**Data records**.
>>>>>

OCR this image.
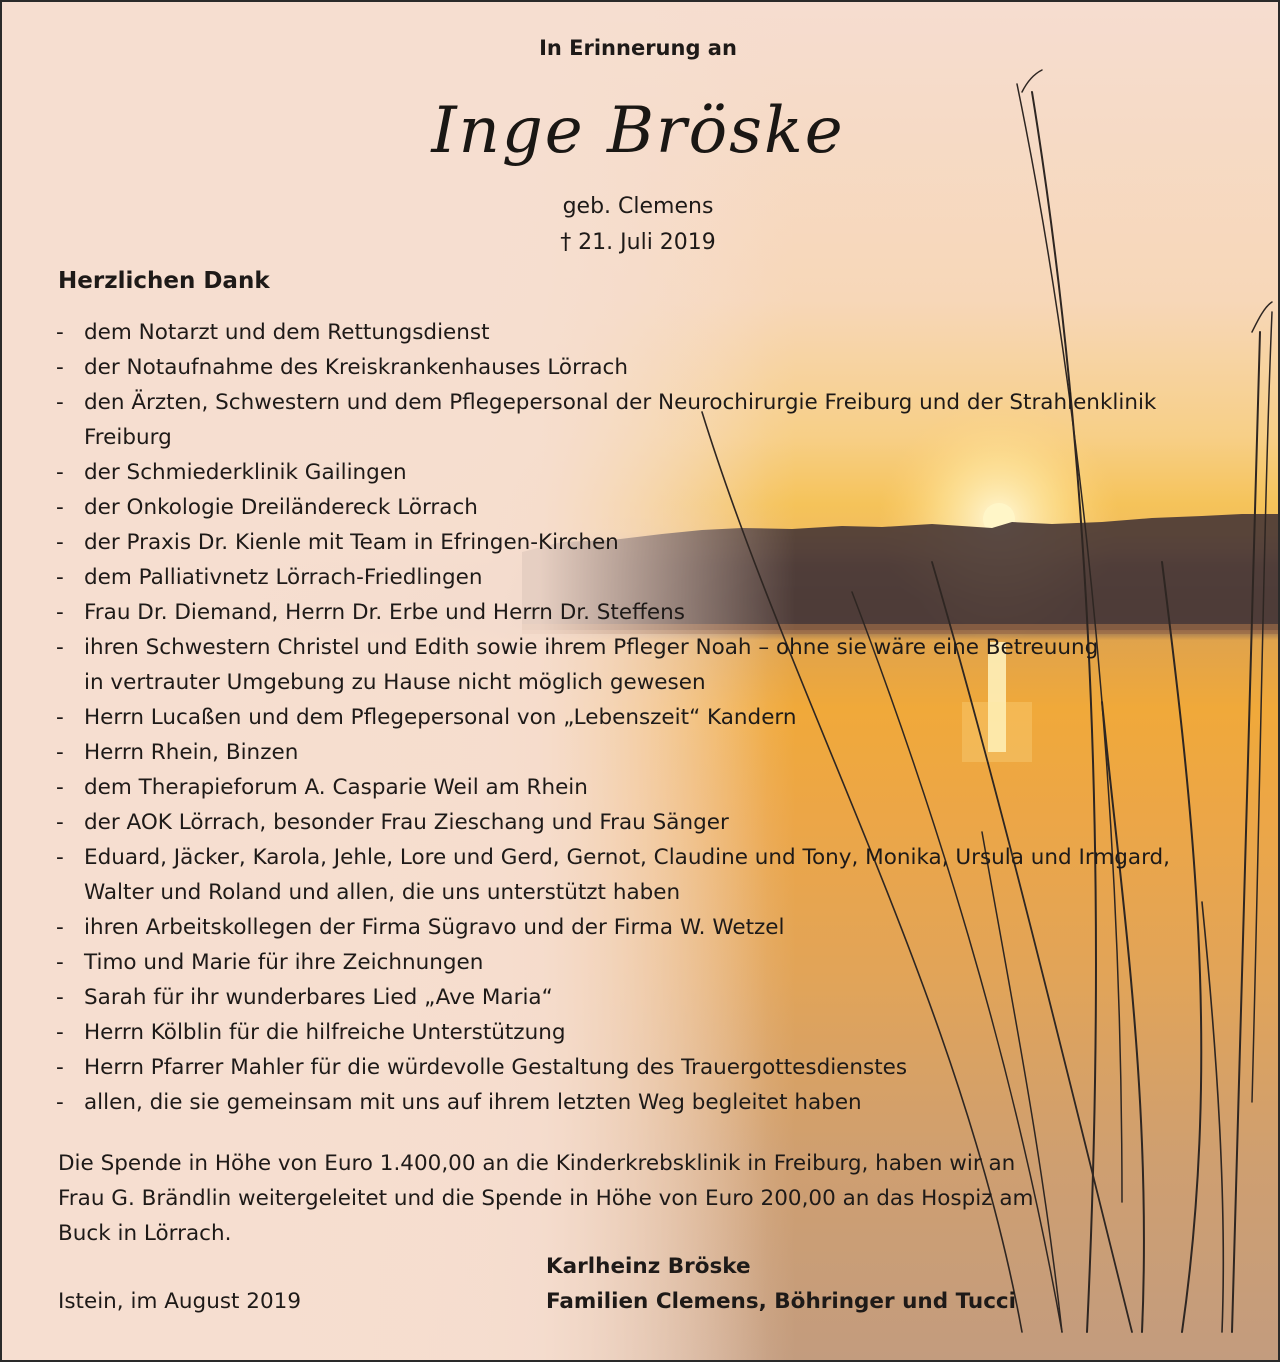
In Erinnerung an
Inge Bröske
geb. Clemens
† 21. Juli 2019
Herzlichen Dank
- dem Notarzt und dem Rettungsdienst
- der Notaufnahme des Kreiskrankenhauses Lörrach
- den Ärzten, Schwestern und dem Pflegepersonal der Neurochirurgie Freiburg und der Strahlenklinik Freiburg
- der Schmiederklinik Gailingen
- der Onkologie Dreiländereck Lörrach
- der Praxis Dr. Kienle mit Team in Efringen-Kirchen
- dem Palliativnetz Lörrach-Friedlingen
- Frau Dr. Diemand, Herrn Dr. Erbe und Herrn Dr. Steffens
- ihren Schwestern Christel und Edith sowie ihrem Pfleger Noah – ohne sie wäre eine Betreuung in vertrauter Umgebung zu Hause nicht möglich gewesen
- Herrn Lucaßen und dem Pflegepersonal von „Lebenszeit“ Kandern
- Herrn Rhein, Binzen
- dem Therapieforum A. Casparie Weil am Rhein
- der AOK Lörrach, besonder Frau Zieschang und Frau Sänger
- Eduard, Jäcker, Karola, Jehle, Lore und Gerd, Gernot, Claudine und Tony, Monika, Ursula und Irmgard, Walter und Roland und allen, die uns unterstützt haben
- ihren Arbeitskollegen der Firma Sügravo und der Firma W. Wetzel
- Timo und Marie für ihre Zeichnungen
- Sarah für ihr wunderbares Lied „Ave Maria“
- Herrn Kölblin für die hilfreiche Unterstützung
- Herrn Pfarrer Mahler für die würdevolle Gestaltung des Trauergottesdienstes
- allen, die sie gemeinsam mit uns auf ihrem letzten Weg begleitet haben
Die Spende in Höhe von Euro 1.400,00 an die Kinderkrebsklinik in Freiburg, haben wir an Frau G. Brändlin weitergeleitet und die Spende in Höhe von Euro 200,00 an das Hospiz am Buck in Lörrach.
Karlheinz Bröske
Istein, im August 2019	Familien Clemens, Böhringer und Tucci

<<<<<

Pick out each line containing the string "ihren" and copy it.

- ihren Schwestern Christel und Edith sowie ihrem Pfleger Noah – ohne sie wäre eine Betreuung in vertrauter Umgebung zu Hause nicht möglich gewesen
- ihren Arbeitskollegen der Firma Sügravo und der Firma W. Wetzel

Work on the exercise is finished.